EXCERPTED TEXT:
"""

Machine translation with Hugging Face

Following our article on text and token classification in NLP, our Hugging Face series continues here.

They say variety is the spice of life, and human languages are an excellent expression of that diversity. Language goes beyond words. For example, idioms and their evolution can be a measure of the genius of the community behind them.

With so many languages, one may wonder at the meaning of words written in a foreign tongue. But even if we restrict ourselves to some major languages like Arabic, Chinese, French, English, Persian, Spanish, and Urdu (these 7 languages are good enough to cover the majority of the world’s population), it's not easy to learn so many languages (or even a subset of them).

As a result, language translation (and translators) have always been in huge demand. Be it the translation of documents, talking with a foreign delegate, intelligence services, or just reading foreign literature; we require their services.

"""

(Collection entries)
"""

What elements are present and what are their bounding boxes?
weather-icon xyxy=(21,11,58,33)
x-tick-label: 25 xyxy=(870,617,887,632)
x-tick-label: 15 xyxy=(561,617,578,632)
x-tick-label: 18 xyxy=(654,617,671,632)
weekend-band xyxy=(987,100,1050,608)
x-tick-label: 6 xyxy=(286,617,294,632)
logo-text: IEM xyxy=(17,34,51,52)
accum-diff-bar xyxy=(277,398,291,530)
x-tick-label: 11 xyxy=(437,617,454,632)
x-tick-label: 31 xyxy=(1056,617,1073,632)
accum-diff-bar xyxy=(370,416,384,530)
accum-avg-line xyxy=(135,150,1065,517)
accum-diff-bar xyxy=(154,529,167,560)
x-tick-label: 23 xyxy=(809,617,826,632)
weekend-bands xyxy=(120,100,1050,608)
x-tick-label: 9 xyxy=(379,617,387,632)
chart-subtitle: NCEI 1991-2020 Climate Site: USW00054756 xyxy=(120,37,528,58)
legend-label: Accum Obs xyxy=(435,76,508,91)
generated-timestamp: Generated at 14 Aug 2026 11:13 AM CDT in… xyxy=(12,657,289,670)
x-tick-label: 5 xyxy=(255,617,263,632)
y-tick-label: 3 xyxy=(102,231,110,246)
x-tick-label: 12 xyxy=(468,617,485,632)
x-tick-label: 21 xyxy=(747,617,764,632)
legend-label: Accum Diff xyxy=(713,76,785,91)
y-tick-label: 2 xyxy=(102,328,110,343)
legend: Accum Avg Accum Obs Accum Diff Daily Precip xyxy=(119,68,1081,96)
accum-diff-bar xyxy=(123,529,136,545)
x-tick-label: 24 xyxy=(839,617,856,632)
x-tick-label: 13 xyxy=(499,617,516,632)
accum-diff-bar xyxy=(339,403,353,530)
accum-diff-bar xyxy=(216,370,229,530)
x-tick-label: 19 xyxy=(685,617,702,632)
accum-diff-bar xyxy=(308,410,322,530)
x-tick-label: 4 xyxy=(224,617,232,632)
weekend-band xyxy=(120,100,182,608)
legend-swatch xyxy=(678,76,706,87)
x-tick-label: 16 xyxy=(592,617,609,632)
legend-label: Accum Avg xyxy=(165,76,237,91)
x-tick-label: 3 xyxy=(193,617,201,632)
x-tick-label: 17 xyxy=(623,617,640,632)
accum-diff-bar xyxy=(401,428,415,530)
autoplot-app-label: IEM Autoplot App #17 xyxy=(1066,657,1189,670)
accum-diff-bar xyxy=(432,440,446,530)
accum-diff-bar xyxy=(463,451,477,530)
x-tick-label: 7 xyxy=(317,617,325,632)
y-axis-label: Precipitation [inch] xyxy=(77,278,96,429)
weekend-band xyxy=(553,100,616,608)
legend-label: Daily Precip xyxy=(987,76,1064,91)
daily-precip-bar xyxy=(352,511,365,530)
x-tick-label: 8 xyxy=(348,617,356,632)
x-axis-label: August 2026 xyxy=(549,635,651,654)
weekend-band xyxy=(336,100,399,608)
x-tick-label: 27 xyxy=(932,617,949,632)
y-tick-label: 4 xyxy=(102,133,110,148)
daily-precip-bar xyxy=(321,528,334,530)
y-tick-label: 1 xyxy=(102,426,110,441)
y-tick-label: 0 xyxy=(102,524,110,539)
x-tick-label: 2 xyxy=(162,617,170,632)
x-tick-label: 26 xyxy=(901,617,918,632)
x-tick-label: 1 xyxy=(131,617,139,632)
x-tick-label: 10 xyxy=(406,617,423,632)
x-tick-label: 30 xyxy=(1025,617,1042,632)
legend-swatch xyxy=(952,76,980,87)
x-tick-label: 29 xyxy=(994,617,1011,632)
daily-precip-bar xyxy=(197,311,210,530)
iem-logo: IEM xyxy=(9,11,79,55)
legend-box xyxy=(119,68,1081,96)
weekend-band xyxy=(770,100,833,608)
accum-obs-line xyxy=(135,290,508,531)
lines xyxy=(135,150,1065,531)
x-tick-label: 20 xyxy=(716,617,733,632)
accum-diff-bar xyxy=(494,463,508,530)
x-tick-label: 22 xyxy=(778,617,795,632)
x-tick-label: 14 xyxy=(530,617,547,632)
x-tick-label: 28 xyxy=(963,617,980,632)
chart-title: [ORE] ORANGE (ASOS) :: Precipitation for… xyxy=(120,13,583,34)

"""

TO BE DONE:
- A) Does each of these statements agree with the machine translation article? Answer yes or no for each, quoting the article's deciding words.
(i) The seven languages listed cover the majority of the world's population.
(ii) The article follows an earlier one on image classification.
(iii) Language translation has always been in huge demand.
- B) Extract everything in the machine translation article from "Machine translation with" down to "community behind them.".
- C) Continue the machine translation article from where it stops.

OUTPUTS FOR THE TASKS:
- A)
(i) Yes: "these 7 languages are good enough to cover the majority of the world’s population"
(ii) No: "Following our article on text and token classification in NLP"
(iii) Yes: "language translation (and translators) have always been in huge demand"

- B)
Machine translation with Hugging Face

Following our article on text and token classification in NLP, our Hugging Face series continues here.

They say variety is the spice of life, and human languages are an excellent expression of that diversity. Language goes beyond words. For example, idioms and their evolution can be a measure of the genius of the community behind them.

- C)
Machine translation

Due to the sparsity and limited human nature of these translators, people have long wondered if computers can be used for the purpose. With the advent of Artificial Intelligence in the 20th century, there was an over-optimistic interest (especially from government agencies) in machine translation. Not realizing the challenges of this huge task, over-expectation led to snappy decisions from governments, including the first AI winter.

With the recent advancement of sequence models and the rise of transformers, machine translation is achieving incredible accuracy. And thanks to the availability of a number of models, we can make our own translator system rather than entirely relying on the translator systems of Bing or Google.

💡

Web scraping for machine translation is bridging language barriers

Hugging Face translation pipeline

For translators, we can import the pipeline and then specify the translator as: translation_<source language>_to_<destination language>"

For example, from English to French, we can specify it as follows:

!pip install sentencepiece
!pip install transformers datasets

import sentencepiece
from transformers import pipeline

frenchTranslator = pipeline("translation_en_to_fr")

Support for other languages

By default, the translation pipeline uses t5-base, and inevitably, it doesn’t support some of the languages. For example, if I try a Turkish translator, it will throw an error:

from transformers import pipeline
turkishTranslator = pipeline("translation_en_to_tr")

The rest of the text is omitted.